>> START

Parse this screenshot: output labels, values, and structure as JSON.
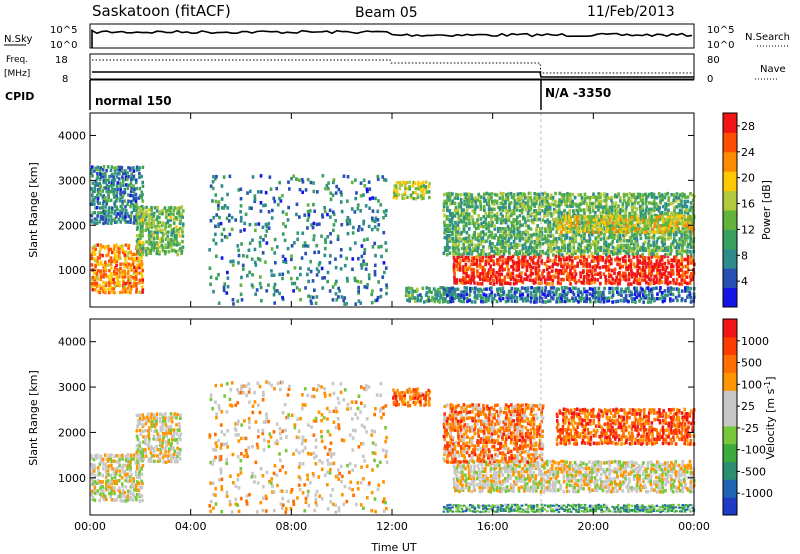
{
  "header": {
    "station": "Saskatoon (fitACF)",
    "beam": "Beam 05",
    "date": "11/Feb/2013"
  },
  "summary_panels": {
    "nsky_label": "N.Sky",
    "nsky_ticks_left": [
      "10^5",
      "10^0"
    ],
    "nsky_ticks_right": [
      "10^5",
      "10^0"
    ],
    "nsearch_label": "N.Search",
    "freq_label": "Freq.",
    "freq_unit": "[MHz]",
    "freq_ticks": [
      "18",
      "8"
    ],
    "nave_label": "Nave",
    "nave_ticks": [
      "80",
      "0"
    ],
    "cpid_label": "CPID",
    "cpid_segments": [
      {
        "label": "normal 150",
        "start_hour": 0
      },
      {
        "label": "N/A -3350",
        "start_hour": 18
      }
    ]
  },
  "chart_data": [
    {
      "type": "heatmap",
      "name": "power",
      "ylabel": "Slant Range [km]",
      "xlabel": "",
      "x_ticks": [
        "00:00",
        "04:00",
        "08:00",
        "12:00",
        "16:00",
        "20:00",
        "00:00"
      ],
      "y_ticks": [
        1000,
        2000,
        3000,
        4000
      ],
      "xlim_hours": [
        0,
        24
      ],
      "ylim_km": [
        180,
        4500
      ],
      "colorbar": {
        "label": "Power [dB]",
        "ticks": [
          "4",
          "8",
          "12",
          "16",
          "20",
          "24",
          "28"
        ],
        "range": [
          0,
          30
        ],
        "colors": [
          "#1414e6",
          "#2850b4",
          "#2e8c8c",
          "#3ca060",
          "#64b43c",
          "#b4c83c",
          "#ffc800",
          "#ff8c00",
          "#ff5000",
          "#f01414"
        ]
      },
      "regions": [
        {
          "t0": 0.0,
          "t1": 2.1,
          "r0": 450,
          "r1": 1550,
          "level": 0.75
        },
        {
          "t0": 0.0,
          "t1": 2.1,
          "r0": 2000,
          "r1": 3300,
          "level": 0.25
        },
        {
          "t0": 1.8,
          "t1": 3.7,
          "r0": 1300,
          "r1": 2400,
          "level": 0.45
        },
        {
          "t0": 4.7,
          "t1": 11.8,
          "r0": 200,
          "r1": 3100,
          "level": 0.25
        },
        {
          "t0": 12.0,
          "t1": 13.5,
          "r0": 2550,
          "r1": 2950,
          "level": 0.5
        },
        {
          "t0": 12.5,
          "t1": 14.5,
          "r0": 250,
          "r1": 600,
          "level": 0.35
        },
        {
          "t0": 14.4,
          "t1": 24.0,
          "r0": 650,
          "r1": 1300,
          "level": 0.95
        },
        {
          "t0": 14.0,
          "t1": 24.0,
          "r0": 1300,
          "r1": 2700,
          "level": 0.4
        },
        {
          "t0": 18.5,
          "t1": 24.0,
          "r0": 1800,
          "r1": 2200,
          "level": 0.6
        },
        {
          "t0": 14.0,
          "t1": 24.0,
          "r0": 250,
          "r1": 600,
          "level": 0.2
        }
      ]
    },
    {
      "type": "heatmap",
      "name": "velocity",
      "ylabel": "Slant Range [km]",
      "xlabel": "Time UT",
      "x_ticks": [
        "00:00",
        "04:00",
        "08:00",
        "12:00",
        "16:00",
        "20:00",
        "00:00"
      ],
      "y_ticks": [
        1000,
        2000,
        3000,
        4000
      ],
      "xlim_hours": [
        0,
        24
      ],
      "ylim_km": [
        180,
        4500
      ],
      "colorbar": {
        "label": "Velocity [m s^-1]",
        "ticks": [
          "1000",
          "500",
          "100",
          "25",
          "-25",
          "-100",
          "-500",
          "-1000"
        ],
        "colors": [
          "#1e3cc8",
          "#1e64b4",
          "#2e8c70",
          "#3caa3c",
          "#78c83c",
          "#c8c8c8",
          "#c8c8c8",
          "#ff9600",
          "#ff6e00",
          "#ff3c00",
          "#f01414"
        ]
      },
      "regions": [
        {
          "t0": 0.0,
          "t1": 2.1,
          "r0": 450,
          "r1": 1500,
          "level": 0.55
        },
        {
          "t0": 1.8,
          "t1": 3.6,
          "r0": 1300,
          "r1": 2400,
          "level": 0.55
        },
        {
          "t0": 4.7,
          "t1": 11.8,
          "r0": 200,
          "r1": 3100,
          "level": 0.6
        },
        {
          "t0": 12.0,
          "t1": 13.5,
          "r0": 2550,
          "r1": 2950,
          "level": 0.8
        },
        {
          "t0": 14.4,
          "t1": 24.0,
          "r0": 650,
          "r1": 1350,
          "level": 0.55
        },
        {
          "t0": 14.0,
          "t1": 18.0,
          "r0": 1300,
          "r1": 2600,
          "level": 0.75
        },
        {
          "t0": 18.5,
          "t1": 24.0,
          "r0": 1700,
          "r1": 2500,
          "level": 0.82
        },
        {
          "t0": 14.0,
          "t1": 24.0,
          "r0": 220,
          "r1": 400,
          "level": 0.3
        }
      ]
    }
  ]
}
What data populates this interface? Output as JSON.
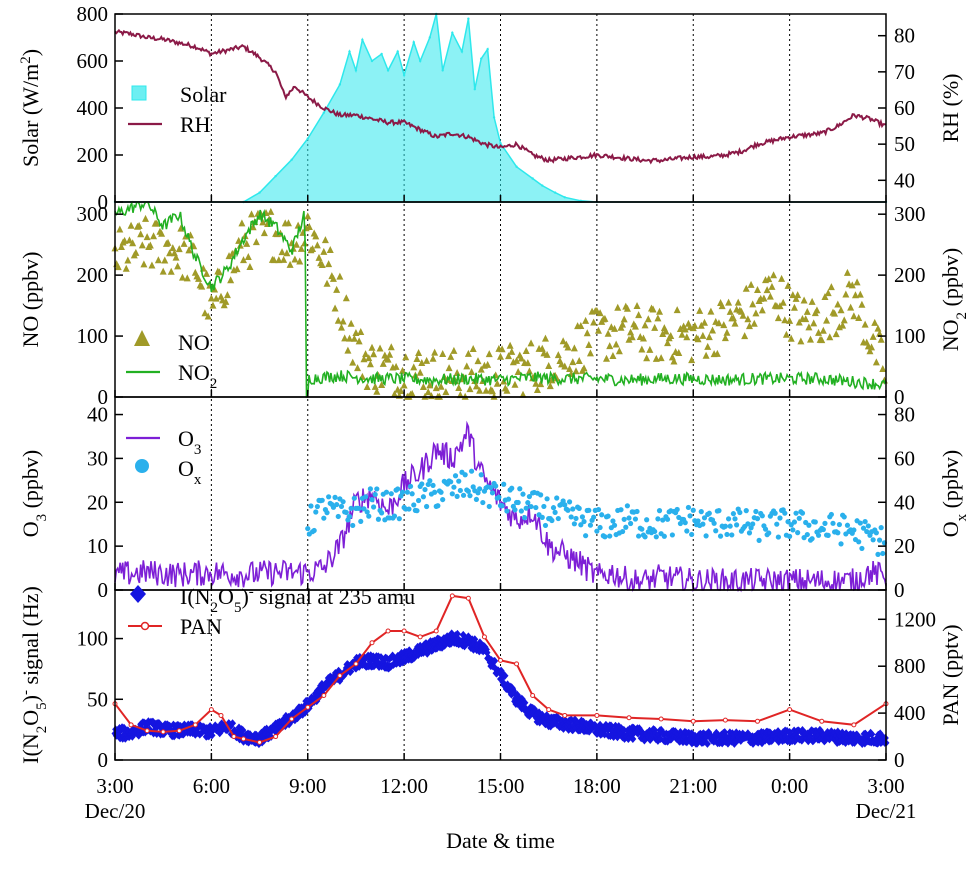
{
  "x_axis": {
    "title": "Date & time",
    "tick_labels": [
      "3:00",
      "6:00",
      "9:00",
      "12:00",
      "15:00",
      "18:00",
      "21:00",
      "0:00",
      "3:00"
    ],
    "date_labels": [
      {
        "text": "Dec/20",
        "tick": 0
      },
      {
        "text": "Dec/21",
        "tick": 8
      }
    ],
    "gridlines": "dotted vertical at each tick"
  },
  "chart_data": [
    {
      "type": "area",
      "panel": 1,
      "x_range_hours": [
        3,
        27
      ],
      "left_axis": {
        "label": [
          "Solar (W/m",
          "2",
          ")"
        ],
        "ylim": [
          0,
          800
        ],
        "ticks": [
          0,
          200,
          400,
          600,
          800
        ]
      },
      "right_axis": {
        "label": "RH (%)",
        "ylim": [
          34,
          86
        ],
        "ticks": [
          40,
          50,
          60,
          70,
          80
        ]
      },
      "series": [
        {
          "name": "Solar",
          "axis": "left",
          "style": "area",
          "color": "#2ee8ec",
          "x": [
            3,
            7.0,
            7.5,
            8.0,
            8.5,
            9.0,
            9.5,
            10.0,
            10.3,
            10.5,
            10.7,
            11.0,
            11.3,
            11.5,
            11.8,
            12.0,
            12.3,
            12.5,
            12.8,
            13.0,
            13.2,
            13.5,
            13.8,
            14.0,
            14.2,
            14.4,
            14.6,
            14.8,
            15.0,
            15.5,
            16.0,
            16.3,
            16.7,
            17.0,
            17.5,
            18.0,
            27
          ],
          "y": [
            0,
            0,
            40,
            110,
            180,
            270,
            380,
            500,
            640,
            560,
            690,
            600,
            630,
            560,
            640,
            540,
            680,
            600,
            700,
            800,
            560,
            720,
            640,
            780,
            480,
            610,
            650,
            360,
            250,
            150,
            100,
            70,
            40,
            20,
            5,
            0,
            0
          ]
        },
        {
          "name": "RH",
          "axis": "right",
          "style": "line",
          "color": "#8b1a47",
          "x": [
            3,
            3.5,
            4,
            4.5,
            5,
            5.5,
            6,
            6.5,
            7,
            7.5,
            8,
            8.3,
            8.6,
            9,
            9.5,
            10,
            10.5,
            11,
            11.5,
            12,
            12.5,
            13,
            13.5,
            14,
            14.5,
            15,
            15.5,
            16,
            16.5,
            17,
            17.5,
            18,
            18.5,
            19,
            19.5,
            20,
            20.5,
            21,
            21.5,
            22,
            22.5,
            23,
            23.5,
            24,
            24.5,
            25,
            25.5,
            26,
            26.5,
            27
          ],
          "y": [
            81,
            80.5,
            79.5,
            79,
            78,
            77,
            75,
            76,
            77,
            74,
            70,
            63,
            66,
            63,
            60,
            58,
            58,
            57,
            56,
            56,
            54,
            52,
            53,
            52,
            50,
            49,
            50,
            47,
            45.5,
            46,
            46.5,
            47,
            46.5,
            46,
            45.5,
            45.5,
            46,
            46.5,
            46.5,
            47,
            48,
            50,
            51,
            52,
            52.5,
            53,
            55,
            58,
            57,
            55
          ]
        }
      ]
    },
    {
      "type": "scatter",
      "panel": 2,
      "x_range_hours": [
        3,
        27
      ],
      "left_axis": {
        "label": "NO (ppbv)",
        "ylim": [
          0,
          320
        ],
        "ticks": [
          0,
          100,
          200,
          300
        ]
      },
      "right_axis": {
        "label": [
          "NO",
          "2",
          " (ppbv)"
        ],
        "ylim": [
          0,
          320
        ],
        "ticks": [
          0,
          100,
          200,
          300
        ]
      },
      "series": [
        {
          "name": "NO",
          "axis": "left",
          "style": "triangle",
          "color": "#a09a28",
          "x": [
            3,
            4,
            5,
            5.5,
            6,
            6.5,
            7,
            7.5,
            8,
            8.5,
            9,
            9.5,
            10,
            10.5,
            11,
            12,
            13,
            14,
            15,
            16,
            17,
            18,
            19,
            20,
            21,
            22,
            23,
            23.5,
            24,
            24.5,
            25,
            25.5,
            26,
            26.5,
            27
          ],
          "y": [
            230,
            250,
            240,
            220,
            140,
            200,
            250,
            265,
            270,
            250,
            280,
            230,
            160,
            80,
            50,
            45,
            35,
            35,
            40,
            50,
            70,
            100,
            110,
            100,
            100,
            120,
            150,
            175,
            140,
            120,
            130,
            150,
            170,
            100,
            40
          ]
        },
        {
          "name": "NO2",
          "axis": "right",
          "style": "line",
          "color": "#22b022",
          "x": [
            3,
            4,
            4.5,
            5,
            5.5,
            6,
            6.5,
            7,
            7.5,
            8,
            8.5,
            8.9,
            9,
            10,
            11,
            12,
            13,
            14,
            15,
            16,
            17,
            18,
            19,
            20,
            21,
            22,
            23,
            24,
            25,
            26,
            27
          ],
          "y": [
            300,
            320,
            280,
            300,
            230,
            180,
            210,
            260,
            300,
            280,
            240,
            300,
            30,
            35,
            30,
            30,
            28,
            30,
            28,
            32,
            30,
            30,
            28,
            30,
            30,
            28,
            30,
            30,
            30,
            25,
            20
          ]
        }
      ]
    },
    {
      "type": "line",
      "panel": 3,
      "x_range_hours": [
        3,
        27
      ],
      "left_axis": {
        "label": [
          "O",
          "3",
          " (ppbv)"
        ],
        "ylim": [
          0,
          44
        ],
        "ticks": [
          0,
          10,
          20,
          30,
          40
        ]
      },
      "right_axis": {
        "label": [
          "O",
          "x",
          " (ppbv)"
        ],
        "ylim": [
          0,
          88
        ],
        "ticks": [
          0,
          20,
          40,
          60,
          80
        ]
      },
      "series": [
        {
          "name": "O3",
          "axis": "left",
          "style": "line",
          "color": "#7d1fd6",
          "x": [
            3,
            4,
            5,
            6,
            7,
            8,
            9,
            9.5,
            10,
            10.5,
            11,
            11.5,
            12,
            12.5,
            13,
            13.5,
            14,
            14.3,
            14.6,
            15,
            15.5,
            16,
            16.5,
            17,
            17.5,
            18,
            18.5,
            19,
            19.5,
            20,
            21,
            22,
            23,
            24,
            25,
            26,
            26.5,
            27
          ],
          "y": [
            3.5,
            4,
            3.5,
            4,
            3.5,
            4,
            4,
            5,
            10,
            20,
            22,
            18,
            24,
            27,
            32,
            30,
            36,
            28,
            24,
            20,
            16,
            18,
            10,
            8,
            6,
            3,
            4,
            2,
            2,
            3,
            2,
            2,
            2,
            2,
            2,
            2,
            4,
            3
          ]
        },
        {
          "name": "Ox",
          "axis": "right",
          "style": "dot",
          "color": "#2ab0ec",
          "x": [
            9,
            9.5,
            10,
            10.5,
            11,
            11.5,
            12,
            12.5,
            13,
            13.5,
            14,
            14.5,
            15,
            15.5,
            16,
            16.5,
            17,
            17.5,
            18,
            18.5,
            19,
            19.5,
            20,
            20.5,
            21,
            21.5,
            22,
            22.5,
            23,
            23.5,
            24,
            24.5,
            25,
            25.5,
            26,
            26.5,
            27
          ],
          "y": [
            30,
            38,
            35,
            36,
            40,
            38,
            40,
            42,
            44,
            46,
            48,
            45,
            42,
            40,
            38,
            36,
            34,
            32,
            30,
            30,
            32,
            30,
            30,
            31,
            32,
            30,
            31,
            30,
            29,
            30,
            30,
            29,
            28,
            28,
            27,
            24,
            22
          ]
        }
      ]
    },
    {
      "type": "scatter",
      "panel": 4,
      "x_range_hours": [
        3,
        27
      ],
      "left_axis": {
        "label": [
          "I(N",
          "2",
          "O",
          "5",
          ")",
          "-",
          " signal (Hz)"
        ],
        "ylim": [
          0,
          140
        ],
        "ticks": [
          0,
          50,
          100
        ]
      },
      "right_axis": {
        "label": "PAN (pptv)",
        "ylim": [
          0,
          1450
        ],
        "ticks": [
          0,
          400,
          800,
          1200
        ]
      },
      "series": [
        {
          "name": "I(N2O5)- signal at 235 amu",
          "axis": "left",
          "style": "diamond",
          "color": "#1515e0",
          "x": [
            3,
            3.5,
            4,
            4.5,
            5,
            5.5,
            6,
            6.5,
            7,
            7.5,
            8,
            8.5,
            9,
            9.5,
            10,
            10.5,
            11,
            11.5,
            12,
            12.5,
            13,
            13.5,
            14,
            14.5,
            15,
            15.5,
            16,
            16.5,
            17,
            17.5,
            18,
            19,
            20,
            21,
            22,
            23,
            24,
            25,
            26,
            27
          ],
          "y": [
            22,
            22,
            28,
            25,
            24,
            25,
            23,
            28,
            20,
            18,
            25,
            35,
            45,
            60,
            70,
            80,
            82,
            80,
            84,
            90,
            95,
            100,
            98,
            90,
            70,
            50,
            38,
            32,
            30,
            28,
            25,
            22,
            20,
            18,
            18,
            18,
            20,
            20,
            18,
            18
          ]
        },
        {
          "name": "PAN",
          "axis": "right",
          "style": "line-marker",
          "color": "#e02525",
          "x": [
            3,
            3.5,
            4,
            4.5,
            5,
            5.5,
            6,
            6.3,
            6.7,
            7,
            7.5,
            8,
            8.5,
            9,
            9.5,
            10,
            10.5,
            11,
            11.5,
            12,
            12.5,
            13,
            13.5,
            14,
            14.5,
            15,
            15.5,
            16,
            16.5,
            17,
            18,
            19,
            20,
            21,
            22,
            23,
            24,
            25,
            26,
            27
          ],
          "y": [
            480,
            300,
            250,
            240,
            250,
            300,
            430,
            380,
            200,
            180,
            150,
            200,
            350,
            450,
            550,
            720,
            820,
            1000,
            1100,
            1100,
            1050,
            1100,
            1400,
            1380,
            1050,
            850,
            820,
            550,
            430,
            380,
            380,
            360,
            350,
            330,
            340,
            330,
            430,
            330,
            300,
            480
          ]
        }
      ]
    }
  ],
  "legends": [
    {
      "panel": 1,
      "entries": [
        {
          "series": "Solar",
          "label": "Solar"
        },
        {
          "series": "RH",
          "label": "RH"
        }
      ]
    },
    {
      "panel": 2,
      "entries": [
        {
          "series": "NO",
          "label": "NO"
        },
        {
          "series": "NO2",
          "label": [
            "NO",
            "2"
          ]
        }
      ]
    },
    {
      "panel": 3,
      "entries": [
        {
          "series": "O3",
          "label": [
            "O",
            "3"
          ]
        },
        {
          "series": "Ox",
          "label": [
            "O",
            "x"
          ]
        }
      ]
    },
    {
      "panel": 4,
      "entries": [
        {
          "series": "I(N2O5)- signal at 235 amu",
          "label": [
            "I(N",
            "2",
            "O",
            "5",
            ")",
            "-",
            " signal at 235 amu"
          ]
        },
        {
          "series": "PAN",
          "label": "PAN"
        }
      ]
    }
  ]
}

>> END

■ **CHALLENGE**:
Give only the number of lines in the records that include the word "signal".

■ **SOLUTION TO THIS PROBLEM**:
4